Exercise goal: Make an exact transcription of the material, leaving out all images.

Record set:
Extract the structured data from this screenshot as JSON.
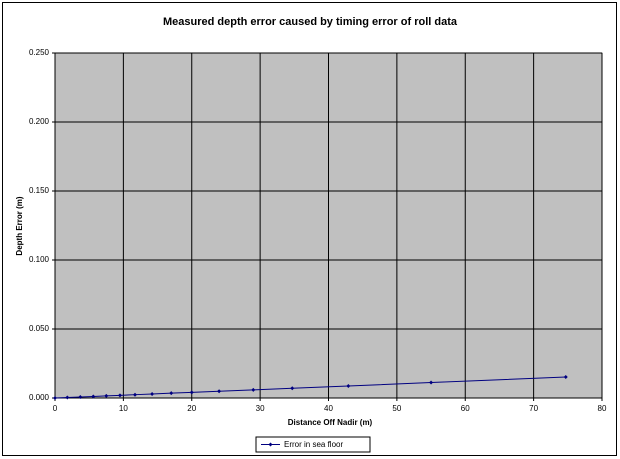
{
  "chart_data": {
    "type": "line",
    "title": "Measured depth error caused by timing error of roll data",
    "x_label": "Distance Off Nadir (m)",
    "y_label": "Depth Error (m)",
    "x": [
      0,
      1.8,
      3.7,
      5.6,
      7.5,
      9.5,
      11.7,
      14.2,
      17.0,
      20.0,
      24.0,
      29.0,
      34.7,
      42.9,
      55.0,
      74.7
    ],
    "series": [
      {
        "name": "Error in sea floor",
        "color": "#000080",
        "values": [
          0,
          0.0004,
          0.0007,
          0.0011,
          0.0015,
          0.0019,
          0.0024,
          0.0029,
          0.0035,
          0.0041,
          0.0049,
          0.0059,
          0.0071,
          0.0087,
          0.0112,
          0.0152
        ]
      }
    ],
    "xlim": [
      0,
      80
    ],
    "xticks": [
      0,
      10,
      20,
      30,
      40,
      50,
      60,
      70,
      80
    ],
    "ylim": [
      0,
      0.25
    ],
    "yticks": [
      {
        "value": 0,
        "label": "0.000"
      },
      {
        "value": 0.05,
        "label": "0.050"
      },
      {
        "value": 0.1,
        "label": "0.100"
      },
      {
        "value": 0.15,
        "label": "0.150"
      },
      {
        "value": 0.2,
        "label": "0.200"
      },
      {
        "value": 0.25,
        "label": "0.250"
      }
    ],
    "grid": true,
    "legend": "bottom",
    "plot_background": "#c0c0c0"
  }
}
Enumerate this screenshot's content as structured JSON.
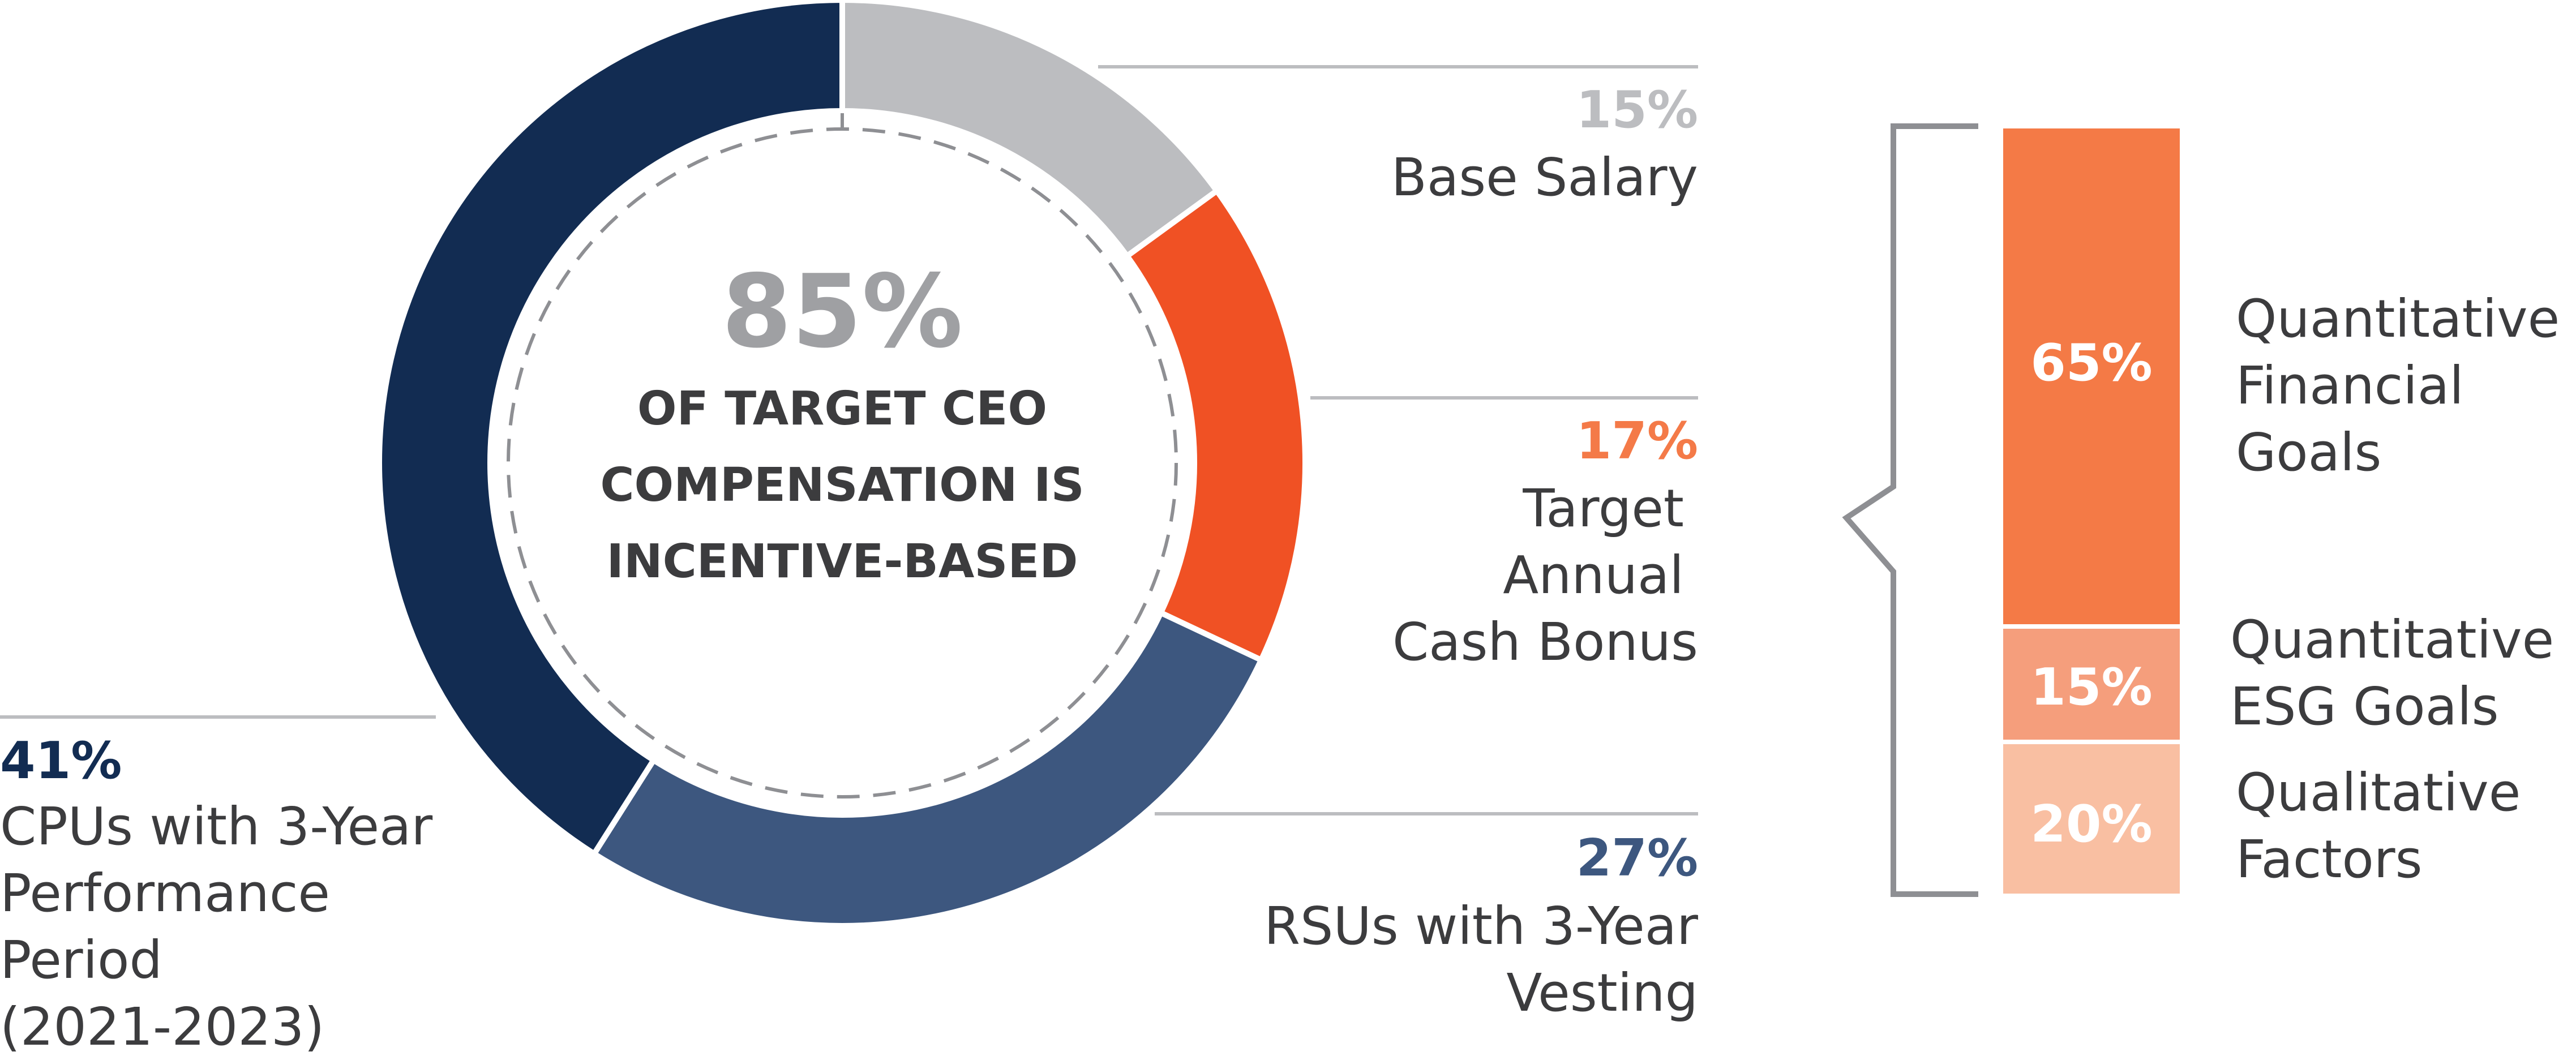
{
  "chart_data": [
    {
      "type": "pie",
      "center_value": "85%",
      "center_text": [
        "OF TARGET CEO",
        "COMPENSATION IS",
        "INCENTIVE-BASED"
      ],
      "slices": [
        {
          "key": "base-salary",
          "value": 15,
          "label": "15%",
          "name_lines": [
            "Base Salary"
          ],
          "color": "#bcbdc0"
        },
        {
          "key": "cash-bonus",
          "value": 17,
          "label": "17%",
          "name_lines": [
            "Target",
            "Annual",
            "Cash Bonus"
          ],
          "color": "#f05124",
          "label_color": "#f47a48"
        },
        {
          "key": "rsus",
          "value": 27,
          "label": "27%",
          "name_lines": [
            "RSUs with 3-Year",
            "Vesting"
          ],
          "color": "#3d577f"
        },
        {
          "key": "cpus",
          "value": 41,
          "label": "41%",
          "name_lines": [
            "CPUs with 3-Year",
            "Performance",
            "Period",
            "(2021-2023)"
          ],
          "color": "#122c52"
        }
      ]
    },
    {
      "type": "bar",
      "stacked": true,
      "segments": [
        {
          "key": "financial",
          "value": 65,
          "label": "65%",
          "name_lines": [
            "Quantitative",
            "Financial",
            "Goals"
          ],
          "color": "#f47a46"
        },
        {
          "key": "esg",
          "value": 15,
          "label": "15%",
          "name_lines": [
            "Quantitative",
            "ESG Goals"
          ],
          "color": "#f59e7c"
        },
        {
          "key": "qualitative",
          "value": 20,
          "label": "20%",
          "name_lines": [
            "Qualitative",
            "Factors"
          ],
          "color": "#f9bfa2"
        }
      ]
    }
  ],
  "colors": {
    "center_value": "#9fa0a3",
    "text": "#3c3c3e",
    "leader": "#bcbdc0",
    "bracket": "#8e8f93",
    "dashed": "#8e8f93"
  }
}
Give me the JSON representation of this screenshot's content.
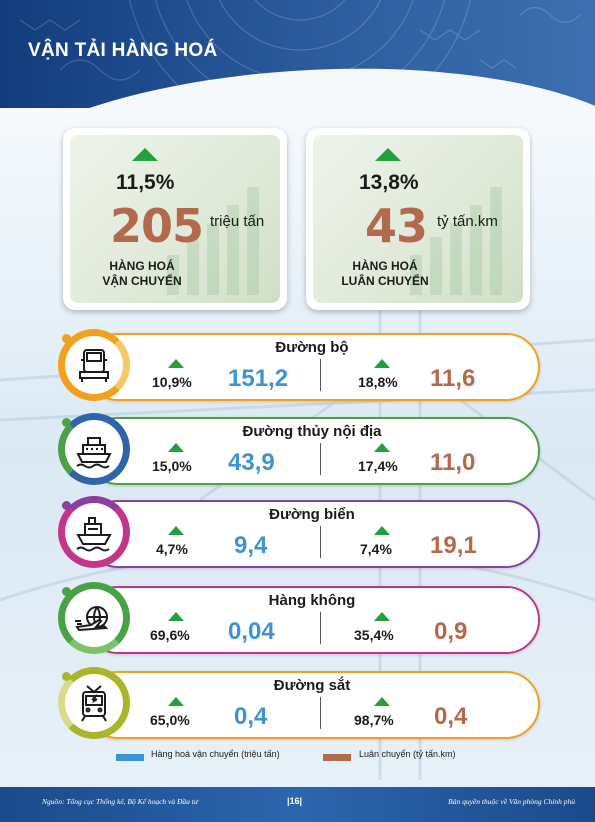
{
  "title": "VẬN TẢI HÀNG HOÁ",
  "cards": [
    {
      "change": "11,5%",
      "value": "205",
      "unit": "triệu tấn",
      "label_line1": "HÀNG HOÁ",
      "label_line2": "VẬN CHUYỂN"
    },
    {
      "change": "13,8%",
      "value": "43",
      "unit": "tỷ tấn.km",
      "label_line1": "HÀNG HOÁ",
      "label_line2": "LUÂN CHUYỂN"
    }
  ],
  "modes": [
    {
      "name": "Đường bộ",
      "icon": "truck-icon",
      "color": "#f0a11e",
      "change_a": "10,9%",
      "value_a": "151,2",
      "change_b": "18,8%",
      "value_b": "11,6"
    },
    {
      "name": "Đường thủy nội địa",
      "icon": "ship-icon",
      "color": "#2f64a8",
      "change_a": "15,0%",
      "value_a": "43,9",
      "change_b": "17,4%",
      "value_b": "11,0"
    },
    {
      "name": "Đường biển",
      "icon": "cargo-ship-icon",
      "color": "#8b3fa0",
      "change_a": "4,7%",
      "value_a": "9,4",
      "change_b": "7,4%",
      "value_b": "19,1"
    },
    {
      "name": "Hàng không",
      "icon": "airplane-globe-icon",
      "color": "#49a346",
      "change_a": "69,6%",
      "value_a": "0,04",
      "change_b": "35,4%",
      "value_b": "0,9"
    },
    {
      "name": "Đường sắt",
      "icon": "train-icon",
      "color": "#a9b62a",
      "change_a": "65,0%",
      "value_a": "0,4",
      "change_b": "98,7%",
      "value_b": "0,4"
    }
  ],
  "legend": {
    "blue_label": "Hàng hoá vận chuyển (triệu tấn)",
    "blue_color": "#3e93d3",
    "brown_label": "Luân chuyển (tỷ tấn.km)",
    "brown_color": "#b36a4c"
  },
  "footer": {
    "source": "Nguồn: Tổng cục Thống kê, Bộ Kế hoạch và Đầu tư",
    "page": "|16|",
    "copyright": "Bản quyền thuộc về Văn phòng Chính phủ"
  }
}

Answer to this problem:
Extract the structured data from this screenshot as JSON.
{
  "chart_data": {
    "type": "line",
    "title": "Measured depth error caused by timing error of roll data",
    "x_label": "Distance Off Nadir (m)",
    "y_label": "Depth Error (m)",
    "x": [
      0,
      1.8,
      3.7,
      5.6,
      7.5,
      9.5,
      11.7,
      14.2,
      17.0,
      20.0,
      24.0,
      29.0,
      34.7,
      42.9,
      55.0,
      74.7
    ],
    "series": [
      {
        "name": "Error in sea floor",
        "color": "#000080",
        "values": [
          0,
          0.0004,
          0.0007,
          0.0011,
          0.0015,
          0.0019,
          0.0024,
          0.0029,
          0.0035,
          0.0041,
          0.0049,
          0.0059,
          0.0071,
          0.0087,
          0.0112,
          0.0152
        ]
      }
    ],
    "xlim": [
      0,
      80
    ],
    "xticks": [
      0,
      10,
      20,
      30,
      40,
      50,
      60,
      70,
      80
    ],
    "ylim": [
      0,
      0.25
    ],
    "yticks": [
      {
        "value": 0,
        "label": "0.000"
      },
      {
        "value": 0.05,
        "label": "0.050"
      },
      {
        "value": 0.1,
        "label": "0.100"
      },
      {
        "value": 0.15,
        "label": "0.150"
      },
      {
        "value": 0.2,
        "label": "0.200"
      },
      {
        "value": 0.25,
        "label": "0.250"
      }
    ],
    "grid": true,
    "legend": "bottom",
    "plot_background": "#c0c0c0"
  }
}
Enumerate this screenshot's content as structured JSON.
{
  "chart_data": [
    {
      "type": "pie",
      "center_value": "85%",
      "center_text": [
        "OF TARGET CEO",
        "COMPENSATION IS",
        "INCENTIVE-BASED"
      ],
      "slices": [
        {
          "key": "base-salary",
          "value": 15,
          "label": "15%",
          "name_lines": [
            "Base Salary"
          ],
          "color": "#bcbdc0"
        },
        {
          "key": "cash-bonus",
          "value": 17,
          "label": "17%",
          "name_lines": [
            "Target",
            "Annual",
            "Cash Bonus"
          ],
          "color": "#f05124",
          "label_color": "#f47a48"
        },
        {
          "key": "rsus",
          "value": 27,
          "label": "27%",
          "name_lines": [
            "RSUs with 3-Year",
            "Vesting"
          ],
          "color": "#3d577f"
        },
        {
          "key": "cpus",
          "value": 41,
          "label": "41%",
          "name_lines": [
            "CPUs with 3-Year",
            "Performance",
            "Period",
            "(2021-2023)"
          ],
          "color": "#122c52"
        }
      ]
    },
    {
      "type": "bar",
      "stacked": true,
      "segments": [
        {
          "key": "financial",
          "value": 65,
          "label": "65%",
          "name_lines": [
            "Quantitative",
            "Financial",
            "Goals"
          ],
          "color": "#f47a46"
        },
        {
          "key": "esg",
          "value": 15,
          "label": "15%",
          "name_lines": [
            "Quantitative",
            "ESG Goals"
          ],
          "color": "#f59e7c"
        },
        {
          "key": "qualitative",
          "value": 20,
          "label": "20%",
          "name_lines": [
            "Qualitative",
            "Factors"
          ],
          "color": "#f9bfa2"
        }
      ]
    }
  ],
  "colors": {
    "center_value": "#9fa0a3",
    "text": "#3c3c3e",
    "leader": "#bcbdc0",
    "bracket": "#8e8f93",
    "dashed": "#8e8f93"
  }
}
Give me the JSON representation of this screenshot's content.
{
  "title": "VẬN TẢI HÀNG HOÁ",
  "cards": [
    {
      "change": "11,5%",
      "value": "205",
      "unit": "triệu tấn",
      "label_line1": "HÀNG HOÁ",
      "label_line2": "VẬN CHUYỂN"
    },
    {
      "change": "13,8%",
      "value": "43",
      "unit": "tỷ tấn.km",
      "label_line1": "HÀNG HOÁ",
      "label_line2": "LUÂN CHUYỂN"
    }
  ],
  "modes": [
    {
      "name": "Đường bộ",
      "icon": "truck-icon",
      "color": "#f0a11e",
      "change_a": "10,9%",
      "value_a": "151,2",
      "change_b": "18,8%",
      "value_b": "11,6"
    },
    {
      "name": "Đường thủy nội địa",
      "icon": "ship-icon",
      "color": "#2f64a8",
      "change_a": "15,0%",
      "value_a": "43,9",
      "change_b": "17,4%",
      "value_b": "11,0"
    },
    {
      "name": "Đường biển",
      "icon": "cargo-ship-icon",
      "color": "#8b3fa0",
      "change_a": "4,7%",
      "value_a": "9,4",
      "change_b": "7,4%",
      "value_b": "19,1"
    },
    {
      "name": "Hàng không",
      "icon": "airplane-globe-icon",
      "color": "#49a346",
      "change_a": "69,6%",
      "value_a": "0,04",
      "change_b": "35,4%",
      "value_b": "0,9"
    },
    {
      "name": "Đường sắt",
      "icon": "train-icon",
      "color": "#a9b62a",
      "change_a": "65,0%",
      "value_a": "0,4",
      "change_b": "98,7%",
      "value_b": "0,4"
    }
  ],
  "legend": {
    "blue_label": "Hàng hoá vận chuyển (triệu tấn)",
    "blue_color": "#3e93d3",
    "brown_label": "Luân chuyển (tỷ tấn.km)",
    "brown_color": "#b36a4c"
  },
  "footer": {
    "source": "Nguồn: Tổng cục Thống kê, Bộ Kế hoạch và Đầu tư",
    "page": "|16|",
    "copyright": "Bản quyền thuộc về Văn phòng Chính phủ"
  }
}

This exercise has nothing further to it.